* **DIRECTIVE**
Below are the records; locate each line with the word "וישלח" and copy it.

* **GIVEN DATA**

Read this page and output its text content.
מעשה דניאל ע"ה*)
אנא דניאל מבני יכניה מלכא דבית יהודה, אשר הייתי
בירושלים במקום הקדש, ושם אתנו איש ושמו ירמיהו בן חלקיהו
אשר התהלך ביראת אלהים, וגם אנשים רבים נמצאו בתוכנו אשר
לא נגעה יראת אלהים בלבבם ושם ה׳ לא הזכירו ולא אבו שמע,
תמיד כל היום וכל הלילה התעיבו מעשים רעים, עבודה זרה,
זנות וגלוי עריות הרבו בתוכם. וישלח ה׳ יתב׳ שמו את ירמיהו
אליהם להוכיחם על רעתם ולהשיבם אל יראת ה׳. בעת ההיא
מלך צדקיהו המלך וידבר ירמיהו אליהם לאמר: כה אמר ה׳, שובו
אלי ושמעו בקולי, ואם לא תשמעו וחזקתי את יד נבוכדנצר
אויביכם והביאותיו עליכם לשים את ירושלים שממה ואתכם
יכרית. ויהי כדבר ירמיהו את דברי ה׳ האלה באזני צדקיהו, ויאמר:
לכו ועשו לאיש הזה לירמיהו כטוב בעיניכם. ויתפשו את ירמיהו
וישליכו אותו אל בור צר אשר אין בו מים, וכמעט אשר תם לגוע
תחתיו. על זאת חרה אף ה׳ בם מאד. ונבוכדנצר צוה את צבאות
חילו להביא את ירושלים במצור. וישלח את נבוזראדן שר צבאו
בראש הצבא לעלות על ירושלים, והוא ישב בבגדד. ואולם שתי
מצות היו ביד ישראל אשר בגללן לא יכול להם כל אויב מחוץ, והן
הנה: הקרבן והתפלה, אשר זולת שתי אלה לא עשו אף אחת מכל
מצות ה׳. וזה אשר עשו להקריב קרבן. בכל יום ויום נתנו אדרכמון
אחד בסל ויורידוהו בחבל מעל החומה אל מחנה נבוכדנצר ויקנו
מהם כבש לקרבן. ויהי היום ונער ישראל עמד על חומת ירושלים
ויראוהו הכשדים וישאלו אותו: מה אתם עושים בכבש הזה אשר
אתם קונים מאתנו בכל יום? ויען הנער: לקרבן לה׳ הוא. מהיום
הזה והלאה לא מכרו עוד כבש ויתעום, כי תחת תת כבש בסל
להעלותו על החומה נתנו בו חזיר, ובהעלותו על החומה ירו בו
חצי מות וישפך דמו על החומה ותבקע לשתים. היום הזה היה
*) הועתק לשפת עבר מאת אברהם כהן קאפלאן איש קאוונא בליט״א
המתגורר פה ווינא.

* **ANSWER TO THIS PROBLEM**
זנות וגלוי עריות הרבו בתוכם. וישלח ה׳ יתב׳ שמו את ירמיהו
חילו להביא את ירושלים במצור. וישלח את נבוזראדן שר צבאו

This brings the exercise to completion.